* Stated exercise *
Below are the records; reproduce all of them exactly but without any images.

───── Data for this exercise ─────

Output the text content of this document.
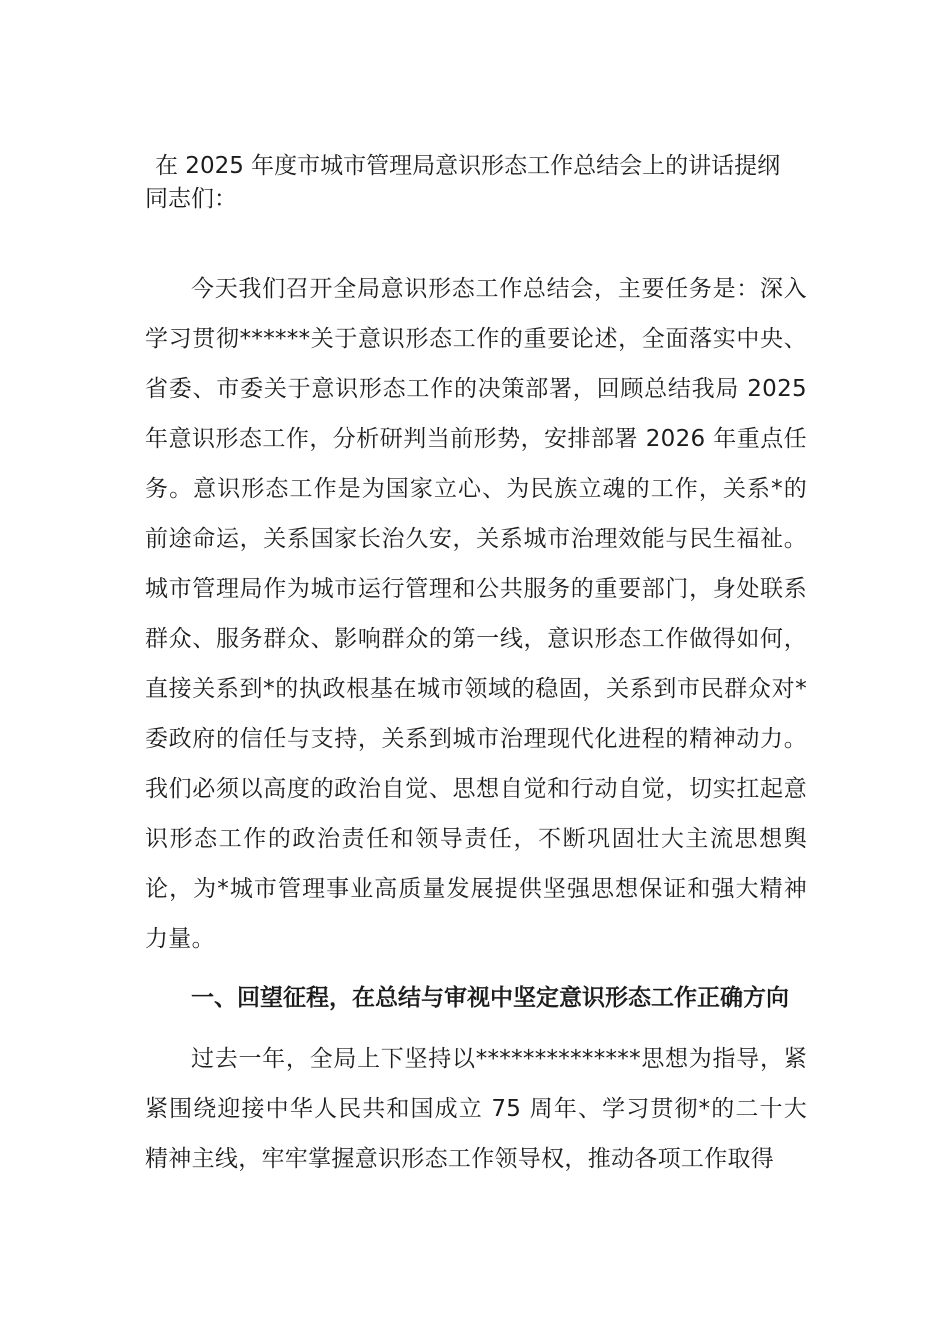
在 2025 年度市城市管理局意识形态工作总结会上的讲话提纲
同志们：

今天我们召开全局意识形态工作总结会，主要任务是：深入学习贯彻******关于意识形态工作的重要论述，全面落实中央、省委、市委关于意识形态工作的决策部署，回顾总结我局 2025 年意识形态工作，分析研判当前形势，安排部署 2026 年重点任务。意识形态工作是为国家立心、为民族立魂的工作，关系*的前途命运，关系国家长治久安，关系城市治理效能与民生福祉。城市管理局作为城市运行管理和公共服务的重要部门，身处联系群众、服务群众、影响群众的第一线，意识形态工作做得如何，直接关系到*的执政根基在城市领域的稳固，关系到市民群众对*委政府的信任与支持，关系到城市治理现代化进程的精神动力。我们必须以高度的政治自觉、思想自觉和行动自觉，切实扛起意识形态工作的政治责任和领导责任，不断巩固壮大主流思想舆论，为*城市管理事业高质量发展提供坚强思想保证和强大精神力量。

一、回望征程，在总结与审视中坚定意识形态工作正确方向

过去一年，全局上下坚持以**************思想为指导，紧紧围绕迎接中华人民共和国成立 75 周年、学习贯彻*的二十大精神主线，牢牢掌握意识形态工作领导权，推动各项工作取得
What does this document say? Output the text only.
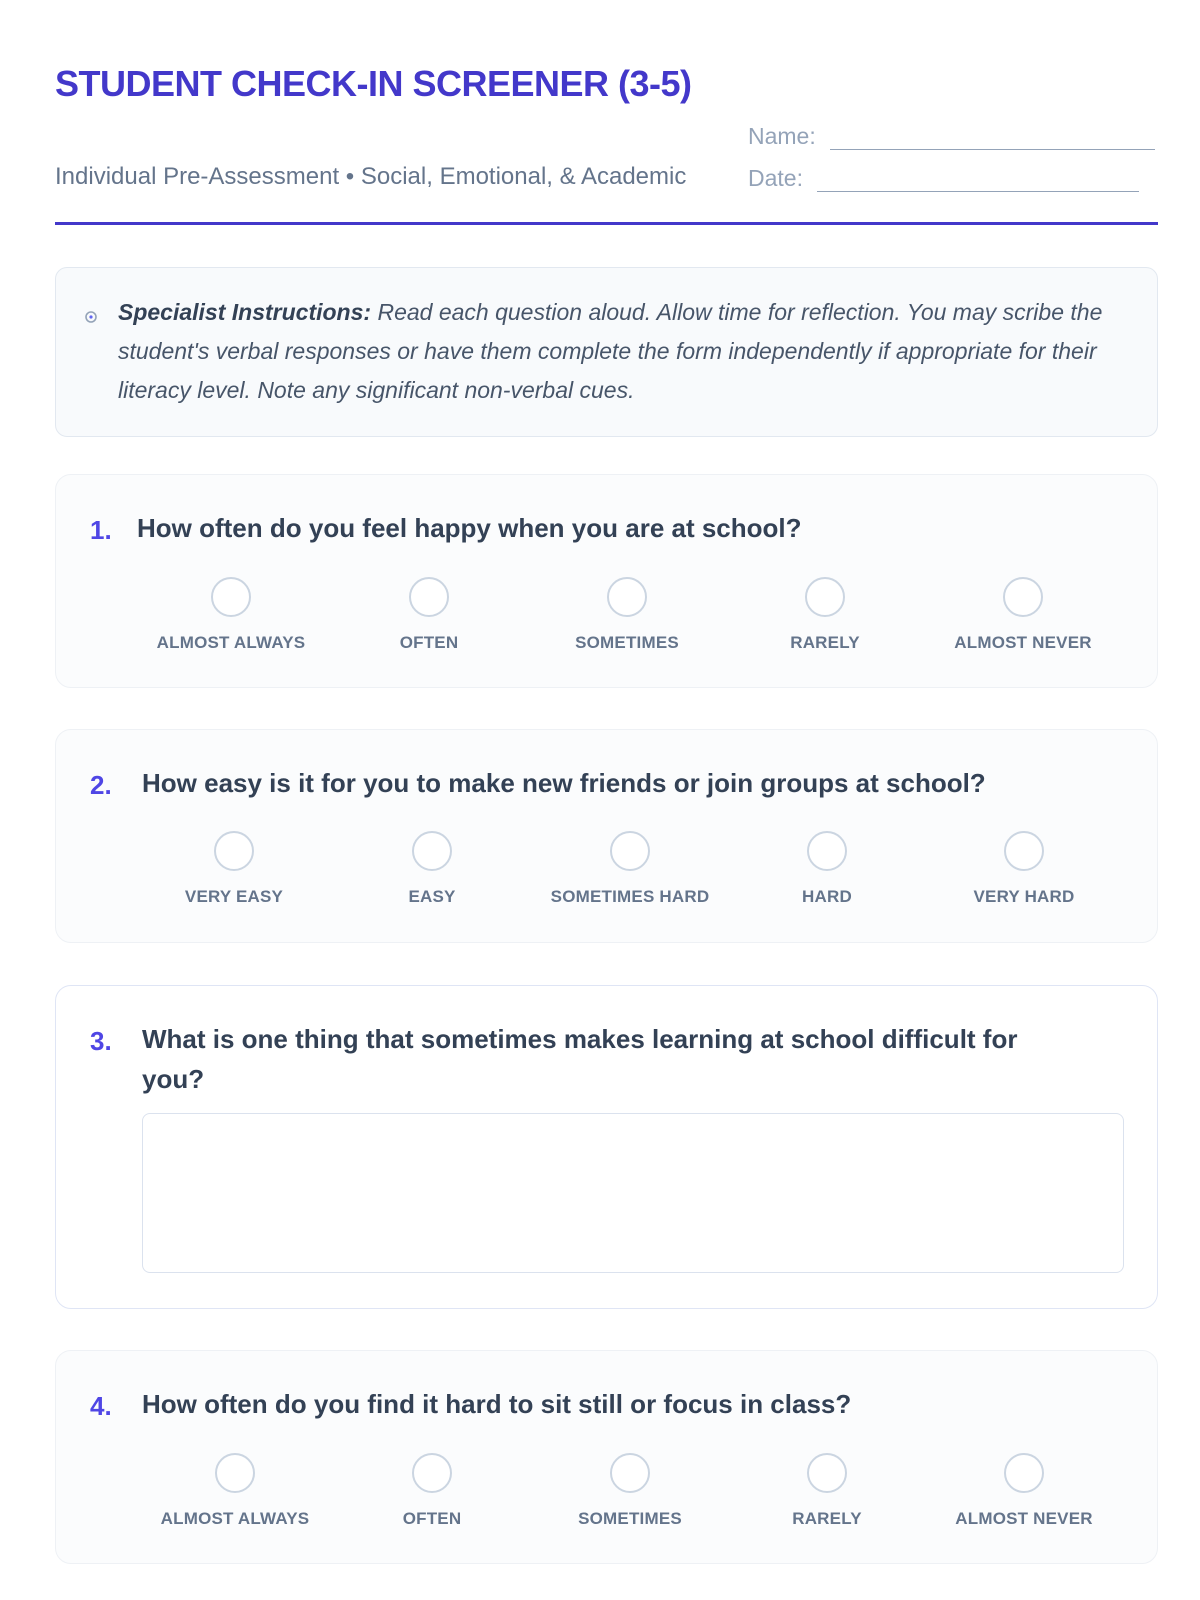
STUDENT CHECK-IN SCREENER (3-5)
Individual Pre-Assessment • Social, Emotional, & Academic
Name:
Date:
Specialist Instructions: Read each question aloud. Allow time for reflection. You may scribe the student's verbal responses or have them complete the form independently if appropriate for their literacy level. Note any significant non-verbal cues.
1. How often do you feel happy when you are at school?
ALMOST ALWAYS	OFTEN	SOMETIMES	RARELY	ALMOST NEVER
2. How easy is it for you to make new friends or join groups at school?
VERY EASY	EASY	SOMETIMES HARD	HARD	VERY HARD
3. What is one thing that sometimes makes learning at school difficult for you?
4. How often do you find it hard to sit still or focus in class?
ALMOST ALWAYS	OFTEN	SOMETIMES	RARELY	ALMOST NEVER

─────

* Task output *
Output the text content of this document.
在 2025 年度市城市管理局意识形态工作总结会上的讲话提纲
同志们：

今天我们召开全局意识形态工作总结会，主要任务是：深入学习贯彻******关于意识形态工作的重要论述，全面落实中央、省委、市委关于意识形态工作的决策部署，回顾总结我局 2025 年意识形态工作，分析研判当前形势，安排部署 2026 年重点任务。意识形态工作是为国家立心、为民族立魂的工作，关系*的前途命运，关系国家长治久安，关系城市治理效能与民生福祉。城市管理局作为城市运行管理和公共服务的重要部门，身处联系群众、服务群众、影响群众的第一线，意识形态工作做得如何，直接关系到*的执政根基在城市领域的稳固，关系到市民群众对*委政府的信任与支持，关系到城市治理现代化进程的精神动力。我们必须以高度的政治自觉、思想自觉和行动自觉，切实扛起意识形态工作的政治责任和领导责任，不断巩固壮大主流思想舆论，为*城市管理事业高质量发展提供坚强思想保证和强大精神力量。

一、回望征程，在总结与审视中坚定意识形态工作正确方向

过去一年，全局上下坚持以**************思想为指导，紧紧围绕迎接中华人民共和国成立 75 周年、学习贯彻*的二十大精神主线，牢牢掌握意识形态工作领导权，推动各项工作取得
What does this document say? Output the text only.
STUDENT CHECK-IN SCREENER (3-5)
Individual Pre-Assessment • Social, Emotional, & Academic
Name:
Date:
Specialist Instructions: Read each question aloud. Allow time for reflection. You may scribe the student's verbal responses or have them complete the form independently if appropriate for their literacy level. Note any significant non-verbal cues.
1. How often do you feel happy when you are at school?
ALMOST ALWAYS	OFTEN	SOMETIMES	RARELY	ALMOST NEVER
2. How easy is it for you to make new friends or join groups at school?
VERY EASY	EASY	SOMETIMES HARD	HARD	VERY HARD
3. What is one thing that sometimes makes learning at school difficult for you?
4. How often do you find it hard to sit still or focus in class?
ALMOST ALWAYS	OFTEN	SOMETIMES	RARELY	ALMOST NEVER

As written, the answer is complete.